**Excerpted data**

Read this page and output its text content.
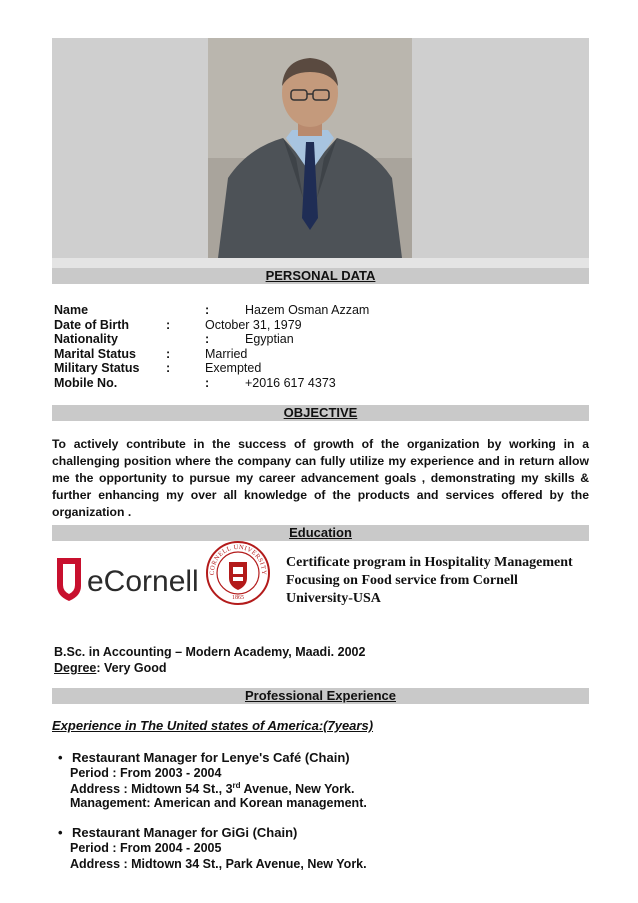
PERSONAL DATA
Name	:	Hazem Osman Azzam
Date of Birth	:	October 31, 1979
Nationality	:	Egyptian
Marital Status	:	Married
Military Status	:	Exempted
Mobile No.	:	+2016 617 4373
OBJECTIVE
To actively contribute in the success of growth of the organization by working in a challenging position where the company can fully utilize my experience and in return allow me the opportunity to pursue my career advancement goals , demonstrating my skills & further enhancing my over all knowledge of the products and services offered by the organization .
Education
eCornell CORNELL UNIVERSITY
1865
Certificate program in Hospitality Management Focusing on Food service from Cornell University-USA
B.Sc. in Accounting – Modern Academy, Maadi. 2002
Degree: Very Good
Professional Experience
Experience in The United states of America:(7years)
• Restaurant Manager for Lenye's Café (Chain)
Period : From 2003 - 2004
Address : Midtown 54 St., 3rd Avenue, New York.
Management: American and Korean management.
• Restaurant Manager for GiGi (Chain)
Period : From 2004 - 2005
Address : Midtown 34 St., Park Avenue, New York.
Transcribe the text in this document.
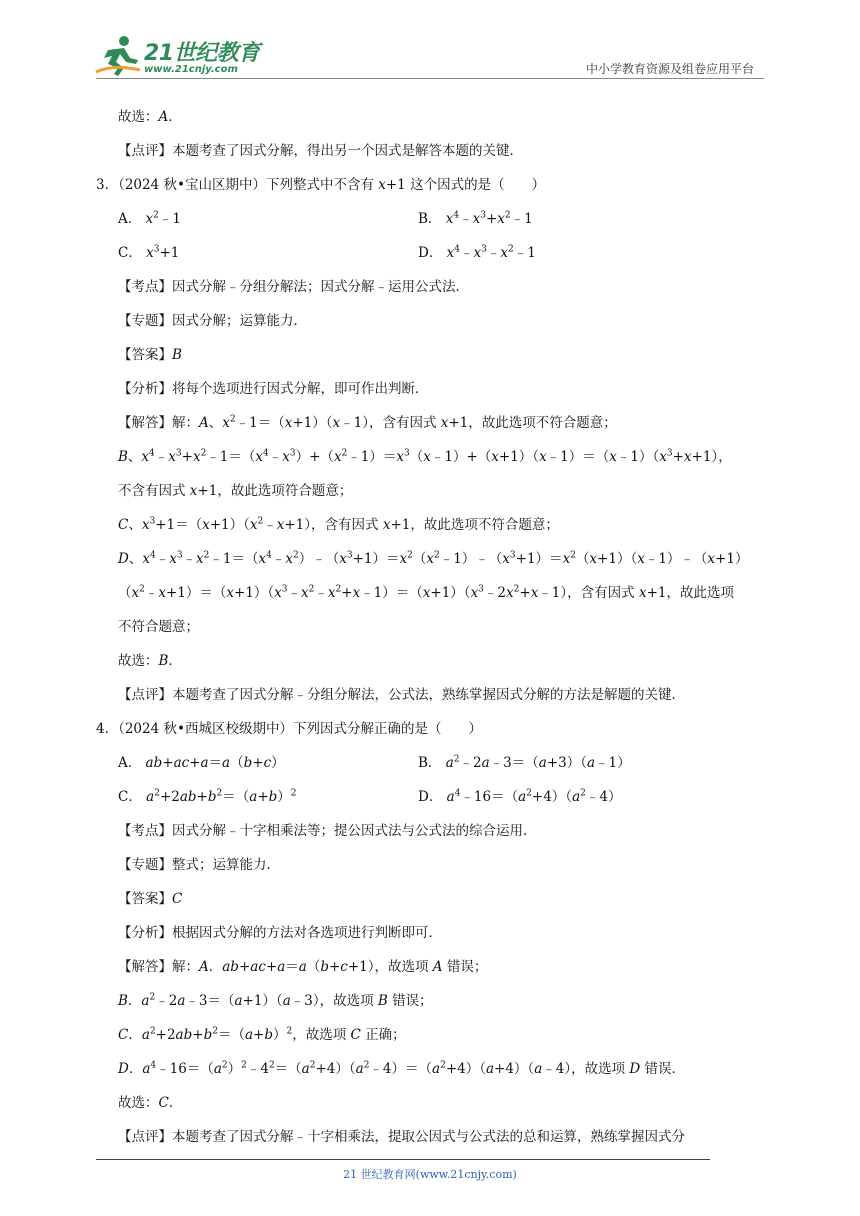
21世纪教育
www.21cnjy.com	中小学教育资源及组卷应用平台
故选：A．
【点评】本题考查了因式分解，得出另一个因式是解答本题的关键．
3．（2024 秋•宝山区期中）下列整式中不含有 x+1 这个因式的是（　　）
A． $x^2﹣1$	B． $x^4﹣x^3+x^2﹣1$
C． $x^3+1$	D． $x^4﹣x^3﹣x^2﹣1$
【考点】因式分解﹣分组分解法；因式分解﹣运用公式法．
【专题】因式分解；运算能力．
【答案】B
【分析】将每个选项进行因式分解，即可作出判断．
【解答】解：A、$x^2﹣1=(x+1)(x﹣1)$，含有因式 x+1，故此选项不符合题意；
B、$x^4﹣x^3+x^2﹣1=(x^4﹣x^3)+(x^2﹣1)=x^3(x﹣1)+(x+1)(x﹣1)=(x﹣1)(x^3+x+1)$，
不含有因式 x+1，故此选项符合题意；
C、$x^3+1=(x+1)(x^2﹣x+1)$，含有因式 x+1，故此选项不符合题意；
D、$x^4﹣x^3﹣x^2﹣1=(x^4﹣x^2)﹣(x^3+1)=x^2(x^2﹣1)﹣(x^3+1)=x^2(x+1)(x﹣1)﹣(x+1)$
$(x^2﹣x+1)=(x+1)(x^3﹣x^2﹣x^2+x﹣1)=(x+1)(x^3﹣2x^2+x﹣1)$，含有因式 x+1，故此选项
不符合题意；
故选：B．
【点评】本题考查了因式分解﹣分组分解法，公式法，熟练掌握因式分解的方法是解题的关键．
4．（2024 秋•西城区校级期中）下列因式分解正确的是（　　）
A． ab+ac+a＝a（b+c）	B． $a^2﹣2a﹣3=(a+3)(a﹣1)$
C． $a^2+2ab+b^2=(a+b)^2$	D． $a^4﹣16=(a^2+4)(a^2﹣4)$
【考点】因式分解﹣十字相乘法等；提公因式法与公式法的综合运用．
【专题】整式；运算能力．
【答案】C
【分析】根据因式分解的方法对各选项进行判断即可．
【解答】解：A．ab+ac+a＝a（b+c+1），故选项 A 错误；
B．$a^2﹣2a﹣3=(a+1)(a﹣3)$，故选项 B 错误；
C．$a^2+2ab+b^2=(a+b)^2$，故选项 C 正确；
D．$a^4﹣16=(a^2)^2﹣4^2=(a^2+4)(a^2﹣4)=(a^2+4)(a+4)(a﹣4)$，故选项 D 错误．
故选：C．
【点评】本题考查了因式分解﹣十字相乘法，提取公因式与公式法的总和运算，熟练掌握因式分
21 世纪教育网(www.21cnjy.com)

**What the task requires**
Quote the data above in full, leaving out the pictures it holds.

**Solution to this problem**
Read this page and output its text content.
PERSONAL DATA
Name	:	Hazem Osman Azzam
Date of Birth	:	October 31, 1979
Nationality	:	Egyptian
Marital Status	:	Married
Military Status	:	Exempted
Mobile No.	:	+2016 617 4373
OBJECTIVE
To actively contribute in the success of growth of the organization by working in a challenging position where the company can fully utilize my experience and in return allow me the opportunity to pursue my career advancement goals , demonstrating my skills & further enhancing my over all knowledge of the products and services offered by the organization .
Education
eCornell CORNELL UNIVERSITY
1865
Certificate program in Hospitality Management Focusing on Food service from Cornell University-USA
B.Sc. in Accounting – Modern Academy, Maadi. 2002
Degree: Very Good
Professional Experience
Experience in The United states of America:(7years)
• Restaurant Manager for Lenye's Café (Chain)
Period : From 2003 - 2004
Address : Midtown 54 St., 3rd Avenue, New York.
Management: American and Korean management.
• Restaurant Manager for GiGi (Chain)
Period : From 2004 - 2005
Address : Midtown 34 St., Park Avenue, New York.
Transcribe the text in this document.
21世纪教育
www.21cnjy.com	中小学教育资源及组卷应用平台
故选：A．
【点评】本题考查了因式分解，得出另一个因式是解答本题的关键．
3．（2024 秋•宝山区期中）下列整式中不含有 x+1 这个因式的是（　　）
A． $x^2﹣1$	B． $x^4﹣x^3+x^2﹣1$
C． $x^3+1$	D． $x^4﹣x^3﹣x^2﹣1$
【考点】因式分解﹣分组分解法；因式分解﹣运用公式法．
【专题】因式分解；运算能力．
【答案】B
【分析】将每个选项进行因式分解，即可作出判断．
【解答】解：A、$x^2﹣1=(x+1)(x﹣1)$，含有因式 x+1，故此选项不符合题意；
B、$x^4﹣x^3+x^2﹣1=(x^4﹣x^3)+(x^2﹣1)=x^3(x﹣1)+(x+1)(x﹣1)=(x﹣1)(x^3+x+1)$，
不含有因式 x+1，故此选项符合题意；
C、$x^3+1=(x+1)(x^2﹣x+1)$，含有因式 x+1，故此选项不符合题意；
D、$x^4﹣x^3﹣x^2﹣1=(x^4﹣x^2)﹣(x^3+1)=x^2(x^2﹣1)﹣(x^3+1)=x^2(x+1)(x﹣1)﹣(x+1)$
$(x^2﹣x+1)=(x+1)(x^3﹣x^2﹣x^2+x﹣1)=(x+1)(x^3﹣2x^2+x﹣1)$，含有因式 x+1，故此选项
不符合题意；
故选：B．
【点评】本题考查了因式分解﹣分组分解法，公式法，熟练掌握因式分解的方法是解题的关键．
4．（2024 秋•西城区校级期中）下列因式分解正确的是（　　）
A． ab+ac+a＝a（b+c）	B． $a^2﹣2a﹣3=(a+3)(a﹣1)$
C． $a^2+2ab+b^2=(a+b)^2$	D． $a^4﹣16=(a^2+4)(a^2﹣4)$
【考点】因式分解﹣十字相乘法等；提公因式法与公式法的综合运用．
【专题】整式；运算能力．
【答案】C
【分析】根据因式分解的方法对各选项进行判断即可．
【解答】解：A．ab+ac+a＝a（b+c+1），故选项 A 错误；
B．$a^2﹣2a﹣3=(a+1)(a﹣3)$，故选项 B 错误；
C．$a^2+2ab+b^2=(a+b)^2$，故选项 C 正确；
D．$a^4﹣16=(a^2)^2﹣4^2=(a^2+4)(a^2﹣4)=(a^2+4)(a+4)(a﹣4)$，故选项 D 错误．
故选：C．
【点评】本题考查了因式分解﹣十字相乘法，提取公因式与公式法的总和运算，熟练掌握因式分
21 世纪教育网(www.21cnjy.com)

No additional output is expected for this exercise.